Records excerpted from a collection:
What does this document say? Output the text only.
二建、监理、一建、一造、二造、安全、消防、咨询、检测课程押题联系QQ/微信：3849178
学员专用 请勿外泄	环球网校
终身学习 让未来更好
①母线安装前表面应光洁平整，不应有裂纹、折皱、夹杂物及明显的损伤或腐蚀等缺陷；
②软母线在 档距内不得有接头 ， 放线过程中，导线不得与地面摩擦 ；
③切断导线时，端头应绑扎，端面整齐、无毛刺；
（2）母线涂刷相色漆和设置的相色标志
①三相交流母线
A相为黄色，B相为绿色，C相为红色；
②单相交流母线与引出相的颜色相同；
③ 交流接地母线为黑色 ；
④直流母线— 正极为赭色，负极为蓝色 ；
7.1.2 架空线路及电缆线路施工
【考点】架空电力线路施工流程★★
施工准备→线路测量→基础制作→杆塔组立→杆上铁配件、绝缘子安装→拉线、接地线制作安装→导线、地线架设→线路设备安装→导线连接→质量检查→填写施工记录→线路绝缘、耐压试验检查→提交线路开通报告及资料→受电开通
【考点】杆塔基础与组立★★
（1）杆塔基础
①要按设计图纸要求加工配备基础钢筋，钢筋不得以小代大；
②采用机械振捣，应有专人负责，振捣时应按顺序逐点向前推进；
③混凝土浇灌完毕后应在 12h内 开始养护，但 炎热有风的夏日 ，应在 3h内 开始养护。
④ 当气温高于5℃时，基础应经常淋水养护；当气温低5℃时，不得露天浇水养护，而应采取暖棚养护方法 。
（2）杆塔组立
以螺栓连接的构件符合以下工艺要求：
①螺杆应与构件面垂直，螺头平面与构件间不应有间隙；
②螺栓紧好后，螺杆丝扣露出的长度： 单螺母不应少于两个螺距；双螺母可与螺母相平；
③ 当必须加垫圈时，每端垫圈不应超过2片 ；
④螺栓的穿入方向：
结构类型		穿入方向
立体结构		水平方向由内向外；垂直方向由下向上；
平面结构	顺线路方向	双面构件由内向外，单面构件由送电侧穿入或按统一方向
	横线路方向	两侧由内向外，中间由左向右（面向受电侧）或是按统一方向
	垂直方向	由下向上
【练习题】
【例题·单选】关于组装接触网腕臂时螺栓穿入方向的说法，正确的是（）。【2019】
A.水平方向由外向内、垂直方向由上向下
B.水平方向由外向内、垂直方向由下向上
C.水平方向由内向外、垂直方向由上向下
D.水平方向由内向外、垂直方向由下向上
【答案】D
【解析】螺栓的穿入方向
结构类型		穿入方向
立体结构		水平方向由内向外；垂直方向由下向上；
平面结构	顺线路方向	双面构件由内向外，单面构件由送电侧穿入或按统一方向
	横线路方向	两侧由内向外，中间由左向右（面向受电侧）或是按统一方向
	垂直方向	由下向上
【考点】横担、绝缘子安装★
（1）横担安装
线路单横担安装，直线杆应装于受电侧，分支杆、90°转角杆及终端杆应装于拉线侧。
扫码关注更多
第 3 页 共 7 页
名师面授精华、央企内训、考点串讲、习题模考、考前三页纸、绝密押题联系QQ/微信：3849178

- _Job_
Repeat every line of the material exactly as given.

- _Response_
What does this document say? Output the text only.
二建、监理、一建、一造、二造、安全、消防、咨询、检测课程押题联系QQ/微信：3849178
学员专用 请勿外泄	环球网校
终身学习 让未来更好
①母线安装前表面应光洁平整，不应有裂纹、折皱、夹杂物及明显的损伤或腐蚀等缺陷；
②软母线在 档距内不得有接头 ， 放线过程中，导线不得与地面摩擦 ；
③切断导线时，端头应绑扎，端面整齐、无毛刺；
（2）母线涂刷相色漆和设置的相色标志
①三相交流母线
A相为黄色，B相为绿色，C相为红色；
②单相交流母线与引出相的颜色相同；
③ 交流接地母线为黑色 ；
④直流母线— 正极为赭色，负极为蓝色 ；
7.1.2 架空线路及电缆线路施工
【考点】架空电力线路施工流程★★
施工准备→线路测量→基础制作→杆塔组立→杆上铁配件、绝缘子安装→拉线、接地线制作安装→导线、地线架设→线路设备安装→导线连接→质量检查→填写施工记录→线路绝缘、耐压试验检查→提交线路开通报告及资料→受电开通
【考点】杆塔基础与组立★★
（1）杆塔基础
①要按设计图纸要求加工配备基础钢筋，钢筋不得以小代大；
②采用机械振捣，应有专人负责，振捣时应按顺序逐点向前推进；
③混凝土浇灌完毕后应在 12h内 开始养护，但 炎热有风的夏日 ，应在 3h内 开始养护。
④ 当气温高于5℃时，基础应经常淋水养护；当气温低5℃时，不得露天浇水养护，而应采取暖棚养护方法 。
（2）杆塔组立
以螺栓连接的构件符合以下工艺要求：
①螺杆应与构件面垂直，螺头平面与构件间不应有间隙；
②螺栓紧好后，螺杆丝扣露出的长度： 单螺母不应少于两个螺距；双螺母可与螺母相平；
③ 当必须加垫圈时，每端垫圈不应超过2片 ；
④螺栓的穿入方向：
结构类型		穿入方向
立体结构		水平方向由内向外；垂直方向由下向上；
平面结构	顺线路方向	双面构件由内向外，单面构件由送电侧穿入或按统一方向
	横线路方向	两侧由内向外，中间由左向右（面向受电侧）或是按统一方向
	垂直方向	由下向上
【练习题】
【例题·单选】关于组装接触网腕臂时螺栓穿入方向的说法，正确的是（）。【2019】
A.水平方向由外向内、垂直方向由上向下
B.水平方向由外向内、垂直方向由下向上
C.水平方向由内向外、垂直方向由上向下
D.水平方向由内向外、垂直方向由下向上
【答案】D
【解析】螺栓的穿入方向
结构类型		穿入方向
立体结构		水平方向由内向外；垂直方向由下向上；
平面结构	顺线路方向	双面构件由内向外，单面构件由送电侧穿入或按统一方向
	横线路方向	两侧由内向外，中间由左向右（面向受电侧）或是按统一方向
	垂直方向	由下向上
【考点】横担、绝缘子安装★
（1）横担安装
线路单横担安装，直线杆应装于受电侧，分支杆、90°转角杆及终端杆应装于拉线侧。
扫码关注更多
第 3 页 共 7 页
名师面授精华、央企内训、考点串讲、习题模考、考前三页纸、绝密押题联系QQ/微信：3849178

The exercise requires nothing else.